Check every line below for the word "дѣло" and copy the ones that have it.

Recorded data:
◆ ◆ ◆ ◆

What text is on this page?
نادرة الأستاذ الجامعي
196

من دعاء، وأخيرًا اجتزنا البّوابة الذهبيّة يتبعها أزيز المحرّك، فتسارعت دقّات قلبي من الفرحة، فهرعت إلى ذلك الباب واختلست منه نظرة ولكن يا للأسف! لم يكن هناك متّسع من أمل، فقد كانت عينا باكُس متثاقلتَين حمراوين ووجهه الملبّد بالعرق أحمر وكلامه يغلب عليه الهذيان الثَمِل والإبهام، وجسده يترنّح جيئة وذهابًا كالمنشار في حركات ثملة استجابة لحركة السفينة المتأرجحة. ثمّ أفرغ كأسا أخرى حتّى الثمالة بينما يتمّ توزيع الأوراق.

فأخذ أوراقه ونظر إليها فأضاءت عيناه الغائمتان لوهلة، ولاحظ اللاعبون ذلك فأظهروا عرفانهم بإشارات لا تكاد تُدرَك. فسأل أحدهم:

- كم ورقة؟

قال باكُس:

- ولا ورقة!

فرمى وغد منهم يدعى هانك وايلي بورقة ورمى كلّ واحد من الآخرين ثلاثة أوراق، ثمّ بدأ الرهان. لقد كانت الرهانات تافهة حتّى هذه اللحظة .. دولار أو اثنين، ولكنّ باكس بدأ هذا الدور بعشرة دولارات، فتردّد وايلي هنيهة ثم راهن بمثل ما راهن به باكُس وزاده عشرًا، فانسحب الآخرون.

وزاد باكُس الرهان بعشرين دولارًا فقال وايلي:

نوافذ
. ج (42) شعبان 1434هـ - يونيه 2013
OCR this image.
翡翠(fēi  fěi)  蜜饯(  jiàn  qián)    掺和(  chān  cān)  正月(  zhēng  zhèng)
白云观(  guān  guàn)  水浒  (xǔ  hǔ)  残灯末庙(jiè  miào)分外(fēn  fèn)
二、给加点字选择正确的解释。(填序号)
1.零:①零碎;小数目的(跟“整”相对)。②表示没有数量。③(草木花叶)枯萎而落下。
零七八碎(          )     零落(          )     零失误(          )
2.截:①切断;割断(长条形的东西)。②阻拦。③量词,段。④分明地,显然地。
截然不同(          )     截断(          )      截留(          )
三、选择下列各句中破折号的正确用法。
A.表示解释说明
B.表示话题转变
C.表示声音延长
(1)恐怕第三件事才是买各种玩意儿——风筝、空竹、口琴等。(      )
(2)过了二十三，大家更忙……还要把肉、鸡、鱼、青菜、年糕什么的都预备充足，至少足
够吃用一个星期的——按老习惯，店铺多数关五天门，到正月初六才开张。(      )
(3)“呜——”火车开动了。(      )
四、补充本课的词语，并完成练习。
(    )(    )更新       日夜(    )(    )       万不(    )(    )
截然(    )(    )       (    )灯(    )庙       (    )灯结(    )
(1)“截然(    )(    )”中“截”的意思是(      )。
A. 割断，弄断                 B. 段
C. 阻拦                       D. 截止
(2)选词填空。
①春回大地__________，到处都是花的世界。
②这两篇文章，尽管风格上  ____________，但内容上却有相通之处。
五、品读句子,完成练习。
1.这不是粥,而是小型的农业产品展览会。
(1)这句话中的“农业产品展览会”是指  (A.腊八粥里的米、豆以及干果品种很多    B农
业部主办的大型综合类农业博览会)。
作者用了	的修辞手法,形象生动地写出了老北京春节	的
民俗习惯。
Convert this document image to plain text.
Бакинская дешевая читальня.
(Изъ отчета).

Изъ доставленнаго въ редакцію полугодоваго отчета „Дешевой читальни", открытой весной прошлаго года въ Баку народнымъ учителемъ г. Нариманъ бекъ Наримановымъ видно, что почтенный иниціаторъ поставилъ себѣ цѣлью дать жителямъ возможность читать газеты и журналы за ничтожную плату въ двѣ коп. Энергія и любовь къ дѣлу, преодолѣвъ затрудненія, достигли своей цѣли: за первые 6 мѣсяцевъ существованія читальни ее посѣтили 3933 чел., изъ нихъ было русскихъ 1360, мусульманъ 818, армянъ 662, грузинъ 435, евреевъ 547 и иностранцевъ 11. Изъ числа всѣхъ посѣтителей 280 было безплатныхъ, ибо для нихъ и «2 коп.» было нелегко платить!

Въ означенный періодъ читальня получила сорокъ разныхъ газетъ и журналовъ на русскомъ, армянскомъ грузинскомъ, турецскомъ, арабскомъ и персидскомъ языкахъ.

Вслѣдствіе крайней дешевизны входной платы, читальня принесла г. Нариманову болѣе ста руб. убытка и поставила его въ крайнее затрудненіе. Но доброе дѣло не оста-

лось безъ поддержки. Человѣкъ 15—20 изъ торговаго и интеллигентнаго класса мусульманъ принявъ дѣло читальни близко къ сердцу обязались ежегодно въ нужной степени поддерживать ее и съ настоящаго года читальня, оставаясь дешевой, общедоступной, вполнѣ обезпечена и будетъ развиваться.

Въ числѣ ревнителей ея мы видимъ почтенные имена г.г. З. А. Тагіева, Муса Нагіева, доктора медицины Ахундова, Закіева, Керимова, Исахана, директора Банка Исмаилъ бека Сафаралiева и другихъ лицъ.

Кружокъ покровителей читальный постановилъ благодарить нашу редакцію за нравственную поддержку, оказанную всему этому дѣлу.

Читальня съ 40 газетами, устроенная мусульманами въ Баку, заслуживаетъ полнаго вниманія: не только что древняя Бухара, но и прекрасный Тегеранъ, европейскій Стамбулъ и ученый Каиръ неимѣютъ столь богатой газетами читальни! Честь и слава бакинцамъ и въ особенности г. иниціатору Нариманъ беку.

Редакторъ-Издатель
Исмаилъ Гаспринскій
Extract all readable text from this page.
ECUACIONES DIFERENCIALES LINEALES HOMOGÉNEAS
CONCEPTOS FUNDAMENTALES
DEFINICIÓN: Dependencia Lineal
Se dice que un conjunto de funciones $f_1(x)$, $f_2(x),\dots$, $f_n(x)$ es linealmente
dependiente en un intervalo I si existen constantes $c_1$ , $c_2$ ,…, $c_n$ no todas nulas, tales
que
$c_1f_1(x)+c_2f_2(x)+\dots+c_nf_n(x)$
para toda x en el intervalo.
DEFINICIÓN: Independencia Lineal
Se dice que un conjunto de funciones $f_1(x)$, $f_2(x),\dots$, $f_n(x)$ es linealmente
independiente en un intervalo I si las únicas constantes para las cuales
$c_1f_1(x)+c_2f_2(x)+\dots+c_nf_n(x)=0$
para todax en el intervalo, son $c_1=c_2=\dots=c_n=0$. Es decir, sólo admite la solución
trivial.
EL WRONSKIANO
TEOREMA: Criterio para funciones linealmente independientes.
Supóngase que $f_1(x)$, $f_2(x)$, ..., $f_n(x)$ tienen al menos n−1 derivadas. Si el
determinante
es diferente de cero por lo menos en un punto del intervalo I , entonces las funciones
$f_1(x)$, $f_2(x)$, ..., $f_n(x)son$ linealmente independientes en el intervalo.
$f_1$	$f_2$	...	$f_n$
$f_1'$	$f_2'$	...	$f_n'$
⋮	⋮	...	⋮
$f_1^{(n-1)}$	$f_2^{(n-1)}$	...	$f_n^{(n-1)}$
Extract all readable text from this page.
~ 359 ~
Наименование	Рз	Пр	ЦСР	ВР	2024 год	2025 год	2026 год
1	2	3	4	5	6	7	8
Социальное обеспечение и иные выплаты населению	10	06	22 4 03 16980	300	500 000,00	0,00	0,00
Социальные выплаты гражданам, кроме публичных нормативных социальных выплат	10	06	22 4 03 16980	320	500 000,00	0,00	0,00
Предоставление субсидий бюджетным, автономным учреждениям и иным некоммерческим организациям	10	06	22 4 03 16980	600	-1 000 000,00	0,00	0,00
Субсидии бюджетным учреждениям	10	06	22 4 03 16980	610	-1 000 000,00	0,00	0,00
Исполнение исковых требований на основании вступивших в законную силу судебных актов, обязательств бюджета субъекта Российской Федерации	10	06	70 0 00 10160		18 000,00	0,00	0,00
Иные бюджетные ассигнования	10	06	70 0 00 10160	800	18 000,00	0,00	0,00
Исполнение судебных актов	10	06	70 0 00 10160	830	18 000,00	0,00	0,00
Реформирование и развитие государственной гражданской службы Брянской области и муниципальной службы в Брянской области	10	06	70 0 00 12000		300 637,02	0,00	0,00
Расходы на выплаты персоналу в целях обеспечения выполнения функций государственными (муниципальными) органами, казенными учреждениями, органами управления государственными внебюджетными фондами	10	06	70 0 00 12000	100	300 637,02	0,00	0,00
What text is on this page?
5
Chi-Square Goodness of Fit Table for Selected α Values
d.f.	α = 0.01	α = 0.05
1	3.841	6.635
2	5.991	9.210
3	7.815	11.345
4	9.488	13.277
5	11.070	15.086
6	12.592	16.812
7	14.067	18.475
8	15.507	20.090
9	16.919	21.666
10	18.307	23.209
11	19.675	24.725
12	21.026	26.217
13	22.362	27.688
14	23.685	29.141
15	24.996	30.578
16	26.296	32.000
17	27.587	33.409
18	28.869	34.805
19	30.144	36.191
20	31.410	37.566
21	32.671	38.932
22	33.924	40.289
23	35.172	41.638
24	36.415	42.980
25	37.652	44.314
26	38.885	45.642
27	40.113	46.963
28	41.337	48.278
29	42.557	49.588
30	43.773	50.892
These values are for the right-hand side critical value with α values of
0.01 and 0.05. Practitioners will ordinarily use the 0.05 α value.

◆ ◆ ◆ ◆

Result:
Вслѣдствіе крайней дешевизны входной платы, читальня принесла г. Нариманову болѣе ста руб. убытка и поставила его въ крайнее затрудненіе. Но доброе дѣло не оста-
лось безъ поддержки. Человѣкъ 15—20 изъ торговаго и интеллигентнаго класса мусульманъ принявъ дѣло читальни близко къ сердцу обязались ежегодно въ нужной степени поддерживать ее и съ настоящаго года читальня, оставаясь дешевой, общедоступной, вполнѣ обезпечена и будетъ развиваться.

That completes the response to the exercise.